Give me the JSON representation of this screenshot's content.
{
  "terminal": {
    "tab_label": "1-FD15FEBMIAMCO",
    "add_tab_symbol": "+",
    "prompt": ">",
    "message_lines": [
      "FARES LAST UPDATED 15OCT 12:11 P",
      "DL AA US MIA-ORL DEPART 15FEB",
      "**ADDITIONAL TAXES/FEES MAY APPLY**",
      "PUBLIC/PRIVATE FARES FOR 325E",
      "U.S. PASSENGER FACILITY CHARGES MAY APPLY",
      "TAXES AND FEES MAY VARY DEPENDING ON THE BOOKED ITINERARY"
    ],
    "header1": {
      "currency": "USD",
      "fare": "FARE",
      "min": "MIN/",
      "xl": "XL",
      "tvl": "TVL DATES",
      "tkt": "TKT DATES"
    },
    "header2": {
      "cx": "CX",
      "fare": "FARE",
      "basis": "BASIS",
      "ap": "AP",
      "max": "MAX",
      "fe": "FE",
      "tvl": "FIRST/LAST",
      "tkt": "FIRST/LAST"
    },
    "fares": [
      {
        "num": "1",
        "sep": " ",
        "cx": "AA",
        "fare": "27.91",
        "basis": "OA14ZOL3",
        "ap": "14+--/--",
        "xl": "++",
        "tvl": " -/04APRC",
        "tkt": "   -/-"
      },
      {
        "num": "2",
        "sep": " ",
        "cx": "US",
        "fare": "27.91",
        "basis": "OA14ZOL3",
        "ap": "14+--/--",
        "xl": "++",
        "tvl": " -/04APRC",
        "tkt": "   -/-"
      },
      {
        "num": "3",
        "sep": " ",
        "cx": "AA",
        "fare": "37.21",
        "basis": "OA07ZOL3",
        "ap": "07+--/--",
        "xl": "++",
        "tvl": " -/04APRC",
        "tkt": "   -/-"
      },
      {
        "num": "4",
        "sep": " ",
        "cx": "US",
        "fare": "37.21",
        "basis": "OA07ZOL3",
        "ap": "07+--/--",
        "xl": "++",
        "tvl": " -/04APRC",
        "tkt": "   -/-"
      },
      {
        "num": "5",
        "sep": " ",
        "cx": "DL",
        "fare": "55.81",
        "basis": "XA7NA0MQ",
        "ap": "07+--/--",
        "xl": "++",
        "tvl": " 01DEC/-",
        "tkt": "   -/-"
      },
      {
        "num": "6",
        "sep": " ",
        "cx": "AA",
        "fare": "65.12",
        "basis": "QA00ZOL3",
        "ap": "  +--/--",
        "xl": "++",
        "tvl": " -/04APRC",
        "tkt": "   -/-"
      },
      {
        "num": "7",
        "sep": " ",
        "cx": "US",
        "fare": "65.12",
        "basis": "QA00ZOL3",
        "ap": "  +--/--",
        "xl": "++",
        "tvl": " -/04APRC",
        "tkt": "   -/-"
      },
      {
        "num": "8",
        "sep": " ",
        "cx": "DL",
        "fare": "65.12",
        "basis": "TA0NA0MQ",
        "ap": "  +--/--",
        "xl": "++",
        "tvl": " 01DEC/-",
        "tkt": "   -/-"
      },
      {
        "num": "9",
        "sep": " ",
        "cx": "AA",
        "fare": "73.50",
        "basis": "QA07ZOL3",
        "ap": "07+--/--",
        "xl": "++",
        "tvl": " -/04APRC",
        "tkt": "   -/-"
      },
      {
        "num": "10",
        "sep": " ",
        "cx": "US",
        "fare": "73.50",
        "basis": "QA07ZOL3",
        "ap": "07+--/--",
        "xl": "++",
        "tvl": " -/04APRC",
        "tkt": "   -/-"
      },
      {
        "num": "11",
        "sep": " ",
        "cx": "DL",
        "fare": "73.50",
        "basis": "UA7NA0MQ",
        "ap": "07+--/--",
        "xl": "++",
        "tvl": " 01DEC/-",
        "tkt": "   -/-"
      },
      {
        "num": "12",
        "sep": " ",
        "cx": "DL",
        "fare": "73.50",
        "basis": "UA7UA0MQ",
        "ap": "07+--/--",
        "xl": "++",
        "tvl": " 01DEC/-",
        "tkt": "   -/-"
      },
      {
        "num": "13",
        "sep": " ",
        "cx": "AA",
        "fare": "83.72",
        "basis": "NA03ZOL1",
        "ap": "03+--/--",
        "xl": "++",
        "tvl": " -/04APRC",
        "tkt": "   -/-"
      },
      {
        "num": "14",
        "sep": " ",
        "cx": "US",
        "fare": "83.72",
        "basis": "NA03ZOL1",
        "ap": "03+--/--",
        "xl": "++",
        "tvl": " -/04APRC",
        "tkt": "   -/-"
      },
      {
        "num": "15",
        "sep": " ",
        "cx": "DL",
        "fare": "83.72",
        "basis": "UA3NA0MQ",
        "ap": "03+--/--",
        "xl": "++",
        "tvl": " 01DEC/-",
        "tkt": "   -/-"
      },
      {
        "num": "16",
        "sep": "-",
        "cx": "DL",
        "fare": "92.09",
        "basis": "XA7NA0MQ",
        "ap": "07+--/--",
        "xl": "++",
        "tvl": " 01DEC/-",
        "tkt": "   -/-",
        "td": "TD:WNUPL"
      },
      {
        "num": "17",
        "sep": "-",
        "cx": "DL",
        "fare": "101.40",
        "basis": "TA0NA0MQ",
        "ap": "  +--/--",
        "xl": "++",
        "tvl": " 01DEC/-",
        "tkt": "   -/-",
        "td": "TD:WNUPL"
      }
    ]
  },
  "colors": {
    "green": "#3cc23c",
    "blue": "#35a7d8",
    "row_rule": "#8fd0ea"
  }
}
++++
__Exercise brief__:
Take each line of the material that contains the word "FEES" and list it.

__Result of the exercise__:
      "**ADDITIONAL TAXES/FEES MAY APPLY**",
      "TAXES AND FEES MAY VARY DEPENDING ON THE BOOKED ITINERARY"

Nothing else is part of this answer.